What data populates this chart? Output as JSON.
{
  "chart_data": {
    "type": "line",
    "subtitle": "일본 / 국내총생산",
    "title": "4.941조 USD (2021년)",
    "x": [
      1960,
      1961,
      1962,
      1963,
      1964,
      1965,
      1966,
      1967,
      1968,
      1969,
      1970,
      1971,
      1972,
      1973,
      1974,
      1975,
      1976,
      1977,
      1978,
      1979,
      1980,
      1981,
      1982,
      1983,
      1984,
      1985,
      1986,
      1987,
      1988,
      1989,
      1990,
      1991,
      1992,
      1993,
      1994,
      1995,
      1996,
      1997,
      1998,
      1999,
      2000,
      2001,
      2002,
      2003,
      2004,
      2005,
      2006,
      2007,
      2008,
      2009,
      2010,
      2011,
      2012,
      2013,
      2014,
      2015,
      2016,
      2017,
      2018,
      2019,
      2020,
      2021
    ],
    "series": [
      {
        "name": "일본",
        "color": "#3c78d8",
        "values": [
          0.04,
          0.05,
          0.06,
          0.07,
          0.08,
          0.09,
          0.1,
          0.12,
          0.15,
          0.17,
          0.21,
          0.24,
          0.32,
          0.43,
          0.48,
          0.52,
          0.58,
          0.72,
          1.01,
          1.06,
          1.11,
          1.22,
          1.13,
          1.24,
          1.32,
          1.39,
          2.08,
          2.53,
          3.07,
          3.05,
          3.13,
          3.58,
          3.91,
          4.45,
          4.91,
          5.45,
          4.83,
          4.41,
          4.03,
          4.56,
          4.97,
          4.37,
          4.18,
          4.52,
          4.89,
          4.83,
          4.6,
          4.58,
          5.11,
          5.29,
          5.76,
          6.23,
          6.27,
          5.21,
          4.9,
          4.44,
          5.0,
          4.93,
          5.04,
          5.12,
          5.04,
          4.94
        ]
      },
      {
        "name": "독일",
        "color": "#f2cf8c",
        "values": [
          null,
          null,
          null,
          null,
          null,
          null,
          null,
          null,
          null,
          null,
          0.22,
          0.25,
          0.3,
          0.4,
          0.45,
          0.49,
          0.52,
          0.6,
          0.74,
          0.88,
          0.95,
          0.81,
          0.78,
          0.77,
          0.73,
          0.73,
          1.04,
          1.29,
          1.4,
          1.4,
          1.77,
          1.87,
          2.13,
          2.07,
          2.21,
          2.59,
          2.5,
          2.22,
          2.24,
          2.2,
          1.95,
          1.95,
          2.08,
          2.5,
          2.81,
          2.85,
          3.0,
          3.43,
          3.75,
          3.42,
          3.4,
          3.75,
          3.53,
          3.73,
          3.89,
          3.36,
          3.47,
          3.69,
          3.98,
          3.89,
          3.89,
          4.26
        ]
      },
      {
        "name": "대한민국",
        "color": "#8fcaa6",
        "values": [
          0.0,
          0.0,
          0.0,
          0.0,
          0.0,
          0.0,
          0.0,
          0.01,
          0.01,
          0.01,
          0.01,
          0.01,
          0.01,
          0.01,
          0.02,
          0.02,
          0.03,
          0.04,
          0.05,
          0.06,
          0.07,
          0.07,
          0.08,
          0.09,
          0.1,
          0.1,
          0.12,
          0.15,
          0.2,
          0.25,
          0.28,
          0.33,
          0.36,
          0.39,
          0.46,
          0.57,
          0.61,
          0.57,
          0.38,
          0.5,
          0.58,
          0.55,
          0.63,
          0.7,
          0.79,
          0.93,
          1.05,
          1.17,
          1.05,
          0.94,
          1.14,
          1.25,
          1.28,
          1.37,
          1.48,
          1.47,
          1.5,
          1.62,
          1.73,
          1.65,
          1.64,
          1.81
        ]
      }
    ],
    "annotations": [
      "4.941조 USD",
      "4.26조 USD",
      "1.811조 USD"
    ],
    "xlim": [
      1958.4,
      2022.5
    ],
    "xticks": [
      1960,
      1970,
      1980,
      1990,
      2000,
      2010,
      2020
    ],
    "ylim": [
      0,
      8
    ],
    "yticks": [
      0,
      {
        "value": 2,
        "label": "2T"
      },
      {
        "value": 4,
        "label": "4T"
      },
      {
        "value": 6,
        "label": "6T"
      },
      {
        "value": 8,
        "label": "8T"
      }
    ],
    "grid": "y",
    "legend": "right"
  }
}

_ _ _ _ _ _ _

Reproduce all of the entries word for word.

*Written solution*:
What data populates this chart? Output as JSON.
{
  "chart_data": {
    "type": "line",
    "subtitle": "일본 / 국내총생산",
    "title": "4.941조 USD (2021년)",
    "x": [
      1960,
      1961,
      1962,
      1963,
      1964,
      1965,
      1966,
      1967,
      1968,
      1969,
      1970,
      1971,
      1972,
      1973,
      1974,
      1975,
      1976,
      1977,
      1978,
      1979,
      1980,
      1981,
      1982,
      1983,
      1984,
      1985,
      1986,
      1987,
      1988,
      1989,
      1990,
      1991,
      1992,
      1993,
      1994,
      1995,
      1996,
      1997,
      1998,
      1999,
      2000,
      2001,
      2002,
      2003,
      2004,
      2005,
      2006,
      2007,
      2008,
      2009,
      2010,
      2011,
      2012,
      2013,
      2014,
      2015,
      2016,
      2017,
      2018,
      2019,
      2020,
      2021
    ],
    "series": [
      {
        "name": "일본",
        "color": "#3c78d8",
        "values": [
          0.04,
          0.05,
          0.06,
          0.07,
          0.08,
          0.09,
          0.1,
          0.12,
          0.15,
          0.17,
          0.21,
          0.24,
          0.32,
          0.43,
          0.48,
          0.52,
          0.58,
          0.72,
          1.01,
          1.06,
          1.11,
          1.22,
          1.13,
          1.24,
          1.32,
          1.39,
          2.08,
          2.53,
          3.07,
          3.05,
          3.13,
          3.58,
          3.91,
          4.45,
          4.91,
          5.45,
          4.83,
          4.41,
          4.03,
          4.56,
          4.97,
          4.37,
          4.18,
          4.52,
          4.89,
          4.83,
          4.6,
          4.58,
          5.11,
          5.29,
          5.76,
          6.23,
          6.27,
          5.21,
          4.9,
          4.44,
          5.0,
          4.93,
          5.04,
          5.12,
          5.04,
          4.94
        ]
      },
      {
        "name": "독일",
        "color": "#f2cf8c",
        "values": [
          null,
          null,
          null,
          null,
          null,
          null,
          null,
          null,
          null,
          null,
          0.22,
          0.25,
          0.3,
          0.4,
          0.45,
          0.49,
          0.52,
          0.6,
          0.74,
          0.88,
          0.95,
          0.81,
          0.78,
          0.77,
          0.73,
          0.73,
          1.04,
          1.29,
          1.4,
          1.4,
          1.77,
          1.87,
          2.13,
          2.07,
          2.21,
          2.59,
          2.5,
          2.22,
          2.24,
          2.2,
          1.95,
          1.95,
          2.08,
          2.5,
          2.81,
          2.85,
          3.0,
          3.43,
          3.75,
          3.42,
          3.4,
          3.75,
          3.53,
          3.73,
          3.89,
          3.36,
          3.47,
          3.69,
          3.98,
          3.89,
          3.89,
          4.26
        ]
      },
      {
        "name": "대한민국",
        "color": "#8fcaa6",
        "values": [
          0.0,
          0.0,
          0.0,
          0.0,
          0.0,
          0.0,
          0.0,
          0.01,
          0.01,
          0.01,
          0.01,
          0.01,
          0.01,
          0.01,
          0.02,
          0.02,
          0.03,
          0.04,
          0.05,
          0.06,
          0.07,
          0.07,
          0.08,
          0.09,
          0.1,
          0.1,
          0.12,
          0.15,
          0.2,
          0.25,
          0.28,
          0.33,
          0.36,
          0.39,
          0.46,
          0.57,
          0.61,
          0.57,
          0.38,
          0.5,
          0.58,
          0.55,
          0.63,
          0.7,
          0.79,
          0.93,
          1.05,
          1.17,
          1.05,
          0.94,
          1.14,
          1.25,
          1.28,
          1.37,
          1.48,
          1.47,
          1.5,
          1.62,
          1.73,
          1.65,
          1.64,
          1.81
        ]
      }
    ],
    "annotations": [
      "4.941조 USD",
      "4.26조 USD",
      "1.811조 USD"
    ],
    "xlim": [
      1958.4,
      2022.5
    ],
    "xticks": [
      1960,
      1970,
      1980,
      1990,
      2000,
      2010,
      2020
    ],
    "ylim": [
      0,
      8
    ],
    "yticks": [
      0,
      {
        "value": 2,
        "label": "2T"
      },
      {
        "value": 4,
        "label": "4T"
      },
      {
        "value": 6,
        "label": "6T"
      },
      {
        "value": 8,
        "label": "8T"
      }
    ],
    "grid": "y",
    "legend": "right"
  }
}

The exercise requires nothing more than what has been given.